Reproduce the records exactly.
|---|
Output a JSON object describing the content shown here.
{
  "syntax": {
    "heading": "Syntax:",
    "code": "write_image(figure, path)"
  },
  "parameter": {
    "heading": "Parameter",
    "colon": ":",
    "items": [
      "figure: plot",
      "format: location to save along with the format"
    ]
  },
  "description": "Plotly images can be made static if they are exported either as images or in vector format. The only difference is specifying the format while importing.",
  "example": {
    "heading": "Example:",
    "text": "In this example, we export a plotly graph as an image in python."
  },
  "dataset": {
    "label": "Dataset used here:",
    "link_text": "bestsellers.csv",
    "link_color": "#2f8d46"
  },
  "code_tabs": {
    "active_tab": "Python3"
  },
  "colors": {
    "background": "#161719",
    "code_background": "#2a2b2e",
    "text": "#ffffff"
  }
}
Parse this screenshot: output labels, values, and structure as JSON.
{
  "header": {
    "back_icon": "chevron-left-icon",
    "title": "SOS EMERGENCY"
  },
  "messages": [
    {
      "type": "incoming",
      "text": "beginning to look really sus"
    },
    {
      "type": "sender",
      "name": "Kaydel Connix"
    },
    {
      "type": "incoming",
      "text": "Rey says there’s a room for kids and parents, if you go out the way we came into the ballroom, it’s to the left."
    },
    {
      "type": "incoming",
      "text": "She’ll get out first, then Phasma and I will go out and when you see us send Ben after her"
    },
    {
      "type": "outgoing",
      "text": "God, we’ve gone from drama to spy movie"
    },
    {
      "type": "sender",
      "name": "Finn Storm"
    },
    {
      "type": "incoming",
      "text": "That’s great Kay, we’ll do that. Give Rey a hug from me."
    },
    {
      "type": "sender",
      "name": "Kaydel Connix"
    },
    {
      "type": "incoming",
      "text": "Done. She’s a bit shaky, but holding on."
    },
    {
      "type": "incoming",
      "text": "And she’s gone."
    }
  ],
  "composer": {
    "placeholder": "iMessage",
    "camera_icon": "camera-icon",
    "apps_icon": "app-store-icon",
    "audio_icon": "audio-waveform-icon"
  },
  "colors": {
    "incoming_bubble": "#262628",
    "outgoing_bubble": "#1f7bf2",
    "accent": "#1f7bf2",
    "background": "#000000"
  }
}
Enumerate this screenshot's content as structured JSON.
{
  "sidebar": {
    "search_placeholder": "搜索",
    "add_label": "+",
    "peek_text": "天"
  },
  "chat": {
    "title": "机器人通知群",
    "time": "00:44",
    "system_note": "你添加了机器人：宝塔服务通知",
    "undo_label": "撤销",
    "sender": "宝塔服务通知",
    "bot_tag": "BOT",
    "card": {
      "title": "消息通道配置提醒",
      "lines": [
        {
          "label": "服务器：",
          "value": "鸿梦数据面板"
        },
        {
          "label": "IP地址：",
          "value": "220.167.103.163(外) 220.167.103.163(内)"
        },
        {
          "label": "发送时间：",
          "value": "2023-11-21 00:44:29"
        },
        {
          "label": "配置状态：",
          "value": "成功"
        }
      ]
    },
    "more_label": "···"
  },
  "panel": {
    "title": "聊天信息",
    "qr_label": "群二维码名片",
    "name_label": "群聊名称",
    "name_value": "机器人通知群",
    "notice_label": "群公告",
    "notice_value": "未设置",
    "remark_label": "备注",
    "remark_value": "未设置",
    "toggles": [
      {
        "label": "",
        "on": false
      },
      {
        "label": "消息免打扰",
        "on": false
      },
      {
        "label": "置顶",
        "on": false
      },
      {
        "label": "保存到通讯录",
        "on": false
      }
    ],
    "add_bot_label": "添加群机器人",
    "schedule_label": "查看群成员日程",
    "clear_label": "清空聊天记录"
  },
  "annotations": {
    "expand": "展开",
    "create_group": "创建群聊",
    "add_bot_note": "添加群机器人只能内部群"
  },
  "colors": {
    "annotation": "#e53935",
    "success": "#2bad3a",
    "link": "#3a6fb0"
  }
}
|---|
_WRITTEN RESPONSE_
Output a JSON object describing the content shown here.
{
  "syntax": {
    "heading": "Syntax:",
    "code": "write_image(figure, path)"
  },
  "parameter": {
    "heading": "Parameter",
    "colon": ":",
    "items": [
      "figure: plot",
      "format: location to save along with the format"
    ]
  },
  "description": "Plotly images can be made static if they are exported either as images or in vector format. The only difference is specifying the format while importing.",
  "example": {
    "heading": "Example:",
    "text": "In this example, we export a plotly graph as an image in python."
  },
  "dataset": {
    "label": "Dataset used here:",
    "link_text": "bestsellers.csv",
    "link_color": "#2f8d46"
  },
  "code_tabs": {
    "active_tab": "Python3"
  },
  "colors": {
    "background": "#161719",
    "code_background": "#2a2b2e",
    "text": "#ffffff"
  }
}
Parse this screenshot: output labels, values, and structure as JSON.
{
  "header": {
    "back_icon": "chevron-left-icon",
    "title": "SOS EMERGENCY"
  },
  "messages": [
    {
      "type": "incoming",
      "text": "beginning to look really sus"
    },
    {
      "type": "sender",
      "name": "Kaydel Connix"
    },
    {
      "type": "incoming",
      "text": "Rey says there’s a room for kids and parents, if you go out the way we came into the ballroom, it’s to the left."
    },
    {
      "type": "incoming",
      "text": "She’ll get out first, then Phasma and I will go out and when you see us send Ben after her"
    },
    {
      "type": "outgoing",
      "text": "God, we’ve gone from drama to spy movie"
    },
    {
      "type": "sender",
      "name": "Finn Storm"
    },
    {
      "type": "incoming",
      "text": "That’s great Kay, we’ll do that. Give Rey a hug from me."
    },
    {
      "type": "sender",
      "name": "Kaydel Connix"
    },
    {
      "type": "incoming",
      "text": "Done. She’s a bit shaky, but holding on."
    },
    {
      "type": "incoming",
      "text": "And she’s gone."
    }
  ],
  "composer": {
    "placeholder": "iMessage",
    "camera_icon": "camera-icon",
    "apps_icon": "app-store-icon",
    "audio_icon": "audio-waveform-icon"
  },
  "colors": {
    "incoming_bubble": "#262628",
    "outgoing_bubble": "#1f7bf2",
    "accent": "#1f7bf2",
    "background": "#000000"
  }
}
Enumerate this screenshot's content as structured JSON.
{
  "sidebar": {
    "search_placeholder": "搜索",
    "add_label": "+",
    "peek_text": "天"
  },
  "chat": {
    "title": "机器人通知群",
    "time": "00:44",
    "system_note": "你添加了机器人：宝塔服务通知",
    "undo_label": "撤销",
    "sender": "宝塔服务通知",
    "bot_tag": "BOT",
    "card": {
      "title": "消息通道配置提醒",
      "lines": [
        {
          "label": "服务器：",
          "value": "鸿梦数据面板"
        },
        {
          "label": "IP地址：",
          "value": "220.167.103.163(外) 220.167.103.163(内)"
        },
        {
          "label": "发送时间：",
          "value": "2023-11-21 00:44:29"
        },
        {
          "label": "配置状态：",
          "value": "成功"
        }
      ]
    },
    "more_label": "···"
  },
  "panel": {
    "title": "聊天信息",
    "qr_label": "群二维码名片",
    "name_label": "群聊名称",
    "name_value": "机器人通知群",
    "notice_label": "群公告",
    "notice_value": "未设置",
    "remark_label": "备注",
    "remark_value": "未设置",
    "toggles": [
      {
        "label": "",
        "on": false
      },
      {
        "label": "消息免打扰",
        "on": false
      },
      {
        "label": "置顶",
        "on": false
      },
      {
        "label": "保存到通讯录",
        "on": false
      }
    ],
    "add_bot_label": "添加群机器人",
    "schedule_label": "查看群成员日程",
    "clear_label": "清空聊天记录"
  },
  "annotations": {
    "expand": "展开",
    "create_group": "创建群聊",
    "add_bot_note": "添加群机器人只能内部群"
  },
  "colors": {
    "annotation": "#e53935",
    "success": "#2bad3a",
    "link": "#3a6fb0"
  }
}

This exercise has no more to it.